◆ Directions
Wherever "Hill" appears in a line, list that line.

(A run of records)
------------------------------------------------------------

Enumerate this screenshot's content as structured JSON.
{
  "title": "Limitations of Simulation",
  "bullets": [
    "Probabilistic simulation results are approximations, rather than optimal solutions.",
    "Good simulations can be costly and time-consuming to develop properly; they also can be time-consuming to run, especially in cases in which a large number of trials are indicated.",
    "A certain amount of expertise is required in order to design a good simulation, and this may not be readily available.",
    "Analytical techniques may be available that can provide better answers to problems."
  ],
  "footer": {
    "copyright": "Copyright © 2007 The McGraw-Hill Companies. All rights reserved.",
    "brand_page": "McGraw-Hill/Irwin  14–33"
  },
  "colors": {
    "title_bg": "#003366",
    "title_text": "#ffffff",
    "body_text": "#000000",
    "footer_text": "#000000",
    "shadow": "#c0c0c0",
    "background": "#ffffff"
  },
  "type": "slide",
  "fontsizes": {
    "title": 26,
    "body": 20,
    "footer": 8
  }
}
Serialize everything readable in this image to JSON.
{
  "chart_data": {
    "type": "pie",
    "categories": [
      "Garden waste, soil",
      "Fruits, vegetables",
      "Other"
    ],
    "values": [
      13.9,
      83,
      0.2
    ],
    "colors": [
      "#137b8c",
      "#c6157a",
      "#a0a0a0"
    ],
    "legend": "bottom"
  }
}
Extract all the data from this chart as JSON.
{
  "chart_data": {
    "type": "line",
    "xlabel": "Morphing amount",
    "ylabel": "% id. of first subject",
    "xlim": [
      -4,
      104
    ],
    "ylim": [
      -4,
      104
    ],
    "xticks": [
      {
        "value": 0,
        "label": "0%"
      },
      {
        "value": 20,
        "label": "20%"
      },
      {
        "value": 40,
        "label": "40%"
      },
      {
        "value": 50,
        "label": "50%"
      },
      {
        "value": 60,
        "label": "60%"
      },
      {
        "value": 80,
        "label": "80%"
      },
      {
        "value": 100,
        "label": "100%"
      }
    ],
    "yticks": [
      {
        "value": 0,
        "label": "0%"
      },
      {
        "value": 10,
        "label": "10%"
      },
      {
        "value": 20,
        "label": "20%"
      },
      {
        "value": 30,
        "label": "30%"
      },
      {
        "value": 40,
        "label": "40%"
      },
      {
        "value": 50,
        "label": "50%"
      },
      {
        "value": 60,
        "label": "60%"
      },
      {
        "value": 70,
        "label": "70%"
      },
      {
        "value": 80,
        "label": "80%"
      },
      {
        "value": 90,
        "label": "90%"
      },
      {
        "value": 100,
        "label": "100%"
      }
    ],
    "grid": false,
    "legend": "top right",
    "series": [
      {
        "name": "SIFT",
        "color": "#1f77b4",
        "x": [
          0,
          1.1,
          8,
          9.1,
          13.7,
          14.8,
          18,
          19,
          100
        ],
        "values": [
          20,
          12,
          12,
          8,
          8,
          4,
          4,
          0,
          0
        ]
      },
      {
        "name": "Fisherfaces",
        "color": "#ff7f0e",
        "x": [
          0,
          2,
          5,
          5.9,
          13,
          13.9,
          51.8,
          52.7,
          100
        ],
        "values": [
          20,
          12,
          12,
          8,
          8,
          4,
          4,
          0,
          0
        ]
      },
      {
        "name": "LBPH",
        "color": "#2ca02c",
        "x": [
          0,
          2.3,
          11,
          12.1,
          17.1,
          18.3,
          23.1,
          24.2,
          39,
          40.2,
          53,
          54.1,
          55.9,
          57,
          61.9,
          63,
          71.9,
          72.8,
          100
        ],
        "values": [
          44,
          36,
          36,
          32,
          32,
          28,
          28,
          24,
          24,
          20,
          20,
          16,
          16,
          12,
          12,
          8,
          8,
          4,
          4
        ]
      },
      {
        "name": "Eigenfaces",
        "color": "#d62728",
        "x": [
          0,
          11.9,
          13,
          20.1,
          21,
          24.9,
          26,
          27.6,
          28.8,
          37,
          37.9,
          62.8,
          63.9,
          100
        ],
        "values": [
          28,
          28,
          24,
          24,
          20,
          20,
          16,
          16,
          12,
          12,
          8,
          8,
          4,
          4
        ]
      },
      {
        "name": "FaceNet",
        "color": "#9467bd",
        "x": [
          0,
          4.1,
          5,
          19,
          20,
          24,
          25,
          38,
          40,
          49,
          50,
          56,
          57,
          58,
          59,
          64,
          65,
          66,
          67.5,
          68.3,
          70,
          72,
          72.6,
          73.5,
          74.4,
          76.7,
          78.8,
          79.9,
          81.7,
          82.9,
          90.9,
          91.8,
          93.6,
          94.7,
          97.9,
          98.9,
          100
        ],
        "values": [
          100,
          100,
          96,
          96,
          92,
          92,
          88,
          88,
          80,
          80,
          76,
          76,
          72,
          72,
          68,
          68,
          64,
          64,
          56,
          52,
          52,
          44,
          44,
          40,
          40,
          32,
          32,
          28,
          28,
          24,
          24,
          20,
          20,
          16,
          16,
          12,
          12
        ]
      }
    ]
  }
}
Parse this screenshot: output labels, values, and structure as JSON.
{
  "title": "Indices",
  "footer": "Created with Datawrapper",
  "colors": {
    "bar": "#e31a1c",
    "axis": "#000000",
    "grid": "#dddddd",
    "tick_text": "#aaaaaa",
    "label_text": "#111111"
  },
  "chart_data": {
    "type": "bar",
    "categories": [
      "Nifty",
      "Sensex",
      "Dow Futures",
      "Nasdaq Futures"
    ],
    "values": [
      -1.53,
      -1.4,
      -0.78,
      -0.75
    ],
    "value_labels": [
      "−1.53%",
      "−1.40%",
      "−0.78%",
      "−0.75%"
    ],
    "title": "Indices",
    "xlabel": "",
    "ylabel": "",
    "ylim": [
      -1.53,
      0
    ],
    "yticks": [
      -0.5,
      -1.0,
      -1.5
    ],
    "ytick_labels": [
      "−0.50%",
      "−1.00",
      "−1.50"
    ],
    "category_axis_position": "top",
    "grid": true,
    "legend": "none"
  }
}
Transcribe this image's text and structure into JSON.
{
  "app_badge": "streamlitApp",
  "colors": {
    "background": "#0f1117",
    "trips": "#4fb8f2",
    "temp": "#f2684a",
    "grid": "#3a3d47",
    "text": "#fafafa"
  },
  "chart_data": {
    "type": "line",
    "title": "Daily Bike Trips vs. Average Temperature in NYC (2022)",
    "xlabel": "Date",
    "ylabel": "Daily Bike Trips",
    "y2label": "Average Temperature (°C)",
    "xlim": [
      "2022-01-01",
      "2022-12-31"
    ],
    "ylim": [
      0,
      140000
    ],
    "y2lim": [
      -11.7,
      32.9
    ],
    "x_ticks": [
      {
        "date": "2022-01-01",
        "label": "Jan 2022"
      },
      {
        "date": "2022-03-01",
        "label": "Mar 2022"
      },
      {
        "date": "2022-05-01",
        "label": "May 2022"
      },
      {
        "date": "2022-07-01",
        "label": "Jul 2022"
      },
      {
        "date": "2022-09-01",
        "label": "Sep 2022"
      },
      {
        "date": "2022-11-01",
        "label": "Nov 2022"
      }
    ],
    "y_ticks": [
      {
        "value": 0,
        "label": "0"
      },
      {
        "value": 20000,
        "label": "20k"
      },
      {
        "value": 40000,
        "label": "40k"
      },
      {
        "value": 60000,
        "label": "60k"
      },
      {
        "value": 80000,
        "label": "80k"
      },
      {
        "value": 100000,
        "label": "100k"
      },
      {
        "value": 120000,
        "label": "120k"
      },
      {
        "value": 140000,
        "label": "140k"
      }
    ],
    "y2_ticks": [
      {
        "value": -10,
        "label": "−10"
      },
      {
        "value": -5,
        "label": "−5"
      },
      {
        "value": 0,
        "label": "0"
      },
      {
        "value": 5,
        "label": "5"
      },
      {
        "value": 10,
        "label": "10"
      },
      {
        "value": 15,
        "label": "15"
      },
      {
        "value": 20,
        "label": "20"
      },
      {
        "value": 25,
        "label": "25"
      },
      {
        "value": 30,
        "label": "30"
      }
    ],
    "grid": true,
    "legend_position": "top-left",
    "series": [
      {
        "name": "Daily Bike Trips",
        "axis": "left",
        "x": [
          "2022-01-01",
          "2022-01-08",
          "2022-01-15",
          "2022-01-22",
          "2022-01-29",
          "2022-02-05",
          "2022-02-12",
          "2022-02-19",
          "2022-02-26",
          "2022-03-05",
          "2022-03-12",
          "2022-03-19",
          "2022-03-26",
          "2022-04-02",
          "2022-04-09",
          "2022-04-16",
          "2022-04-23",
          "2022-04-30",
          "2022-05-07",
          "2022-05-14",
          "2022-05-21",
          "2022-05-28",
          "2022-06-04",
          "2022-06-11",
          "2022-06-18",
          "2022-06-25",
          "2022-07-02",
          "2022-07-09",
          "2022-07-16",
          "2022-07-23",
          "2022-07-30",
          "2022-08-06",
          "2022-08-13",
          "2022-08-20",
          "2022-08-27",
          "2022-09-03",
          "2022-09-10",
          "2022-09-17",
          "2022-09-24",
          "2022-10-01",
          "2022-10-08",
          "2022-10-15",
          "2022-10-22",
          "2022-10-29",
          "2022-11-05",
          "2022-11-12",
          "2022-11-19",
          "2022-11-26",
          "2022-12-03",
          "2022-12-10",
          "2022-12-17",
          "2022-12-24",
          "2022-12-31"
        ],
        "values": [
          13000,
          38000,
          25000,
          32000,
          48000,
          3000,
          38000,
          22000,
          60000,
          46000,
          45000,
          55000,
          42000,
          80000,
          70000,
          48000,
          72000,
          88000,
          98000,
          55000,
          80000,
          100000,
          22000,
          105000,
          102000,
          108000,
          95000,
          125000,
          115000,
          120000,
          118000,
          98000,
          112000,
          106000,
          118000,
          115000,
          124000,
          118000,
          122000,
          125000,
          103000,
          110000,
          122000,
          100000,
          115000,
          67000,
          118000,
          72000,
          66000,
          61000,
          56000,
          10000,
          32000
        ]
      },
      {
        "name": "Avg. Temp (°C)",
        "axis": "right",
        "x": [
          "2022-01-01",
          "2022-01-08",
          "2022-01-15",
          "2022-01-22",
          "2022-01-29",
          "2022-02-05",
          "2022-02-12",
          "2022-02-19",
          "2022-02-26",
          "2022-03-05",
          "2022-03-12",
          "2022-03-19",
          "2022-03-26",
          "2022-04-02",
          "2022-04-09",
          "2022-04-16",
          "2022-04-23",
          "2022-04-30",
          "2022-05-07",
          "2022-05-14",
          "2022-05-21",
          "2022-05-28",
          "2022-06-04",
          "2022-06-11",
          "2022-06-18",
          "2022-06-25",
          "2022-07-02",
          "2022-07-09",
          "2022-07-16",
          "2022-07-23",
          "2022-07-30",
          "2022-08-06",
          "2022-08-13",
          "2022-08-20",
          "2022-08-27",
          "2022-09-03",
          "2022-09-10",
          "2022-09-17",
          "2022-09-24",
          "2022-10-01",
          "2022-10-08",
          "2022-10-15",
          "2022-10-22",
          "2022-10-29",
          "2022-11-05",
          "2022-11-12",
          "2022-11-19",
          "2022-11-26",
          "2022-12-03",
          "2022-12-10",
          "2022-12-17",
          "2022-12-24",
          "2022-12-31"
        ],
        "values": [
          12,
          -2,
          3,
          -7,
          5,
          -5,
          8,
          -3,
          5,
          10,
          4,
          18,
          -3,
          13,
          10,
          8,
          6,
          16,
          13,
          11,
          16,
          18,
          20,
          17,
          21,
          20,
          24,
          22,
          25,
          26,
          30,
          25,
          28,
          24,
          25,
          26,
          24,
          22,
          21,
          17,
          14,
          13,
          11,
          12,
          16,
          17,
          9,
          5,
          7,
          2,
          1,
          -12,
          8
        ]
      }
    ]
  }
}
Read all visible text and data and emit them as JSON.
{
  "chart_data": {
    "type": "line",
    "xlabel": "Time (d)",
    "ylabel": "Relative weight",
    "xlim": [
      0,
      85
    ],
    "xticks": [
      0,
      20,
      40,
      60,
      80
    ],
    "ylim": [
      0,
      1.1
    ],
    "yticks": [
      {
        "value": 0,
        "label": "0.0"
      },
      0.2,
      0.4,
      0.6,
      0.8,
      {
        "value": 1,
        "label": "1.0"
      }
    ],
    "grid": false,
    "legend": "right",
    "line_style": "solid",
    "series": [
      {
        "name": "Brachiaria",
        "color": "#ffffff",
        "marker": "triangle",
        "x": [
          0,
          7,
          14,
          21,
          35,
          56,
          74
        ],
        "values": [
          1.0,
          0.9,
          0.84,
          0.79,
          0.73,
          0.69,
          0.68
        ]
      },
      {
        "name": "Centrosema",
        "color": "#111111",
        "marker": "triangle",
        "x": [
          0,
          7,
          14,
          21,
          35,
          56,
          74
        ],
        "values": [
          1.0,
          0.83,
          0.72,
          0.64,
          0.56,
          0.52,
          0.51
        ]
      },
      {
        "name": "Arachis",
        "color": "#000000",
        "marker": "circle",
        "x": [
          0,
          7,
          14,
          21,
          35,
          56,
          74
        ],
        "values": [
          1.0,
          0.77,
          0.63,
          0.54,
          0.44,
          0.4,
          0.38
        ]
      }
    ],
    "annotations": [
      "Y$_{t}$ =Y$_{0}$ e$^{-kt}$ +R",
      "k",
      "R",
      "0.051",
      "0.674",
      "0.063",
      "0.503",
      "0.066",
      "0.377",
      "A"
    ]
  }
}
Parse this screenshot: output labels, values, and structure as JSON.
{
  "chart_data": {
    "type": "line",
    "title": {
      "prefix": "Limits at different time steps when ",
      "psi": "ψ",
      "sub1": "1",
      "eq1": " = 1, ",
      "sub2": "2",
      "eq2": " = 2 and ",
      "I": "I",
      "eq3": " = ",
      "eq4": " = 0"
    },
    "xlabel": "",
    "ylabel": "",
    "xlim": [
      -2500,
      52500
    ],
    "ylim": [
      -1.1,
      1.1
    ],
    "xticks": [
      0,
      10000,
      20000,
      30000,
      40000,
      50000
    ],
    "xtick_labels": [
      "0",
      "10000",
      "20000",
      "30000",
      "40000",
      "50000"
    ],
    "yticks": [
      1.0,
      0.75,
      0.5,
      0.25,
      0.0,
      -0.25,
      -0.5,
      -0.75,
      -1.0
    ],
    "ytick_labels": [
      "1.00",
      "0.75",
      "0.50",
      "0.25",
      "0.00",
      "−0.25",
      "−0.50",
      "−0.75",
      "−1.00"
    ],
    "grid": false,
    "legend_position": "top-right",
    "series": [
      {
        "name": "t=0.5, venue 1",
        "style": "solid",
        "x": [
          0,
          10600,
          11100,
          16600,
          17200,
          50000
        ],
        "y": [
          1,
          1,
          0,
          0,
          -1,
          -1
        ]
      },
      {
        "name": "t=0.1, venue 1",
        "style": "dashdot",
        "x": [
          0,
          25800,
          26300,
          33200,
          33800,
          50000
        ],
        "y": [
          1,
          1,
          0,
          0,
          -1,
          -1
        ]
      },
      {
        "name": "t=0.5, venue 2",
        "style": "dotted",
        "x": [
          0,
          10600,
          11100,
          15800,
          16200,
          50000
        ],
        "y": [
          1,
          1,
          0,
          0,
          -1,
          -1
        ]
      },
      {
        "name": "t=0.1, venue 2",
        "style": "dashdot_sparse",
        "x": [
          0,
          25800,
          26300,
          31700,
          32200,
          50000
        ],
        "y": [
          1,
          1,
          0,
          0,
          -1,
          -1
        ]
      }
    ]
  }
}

------------------------------------------------------------

◆ Expected answer
    "copyright": "Copyright © 2007 The McGraw-Hill Companies. All rights reserved.",
    "brand_page": "McGraw-Hill/Irwin  14–33"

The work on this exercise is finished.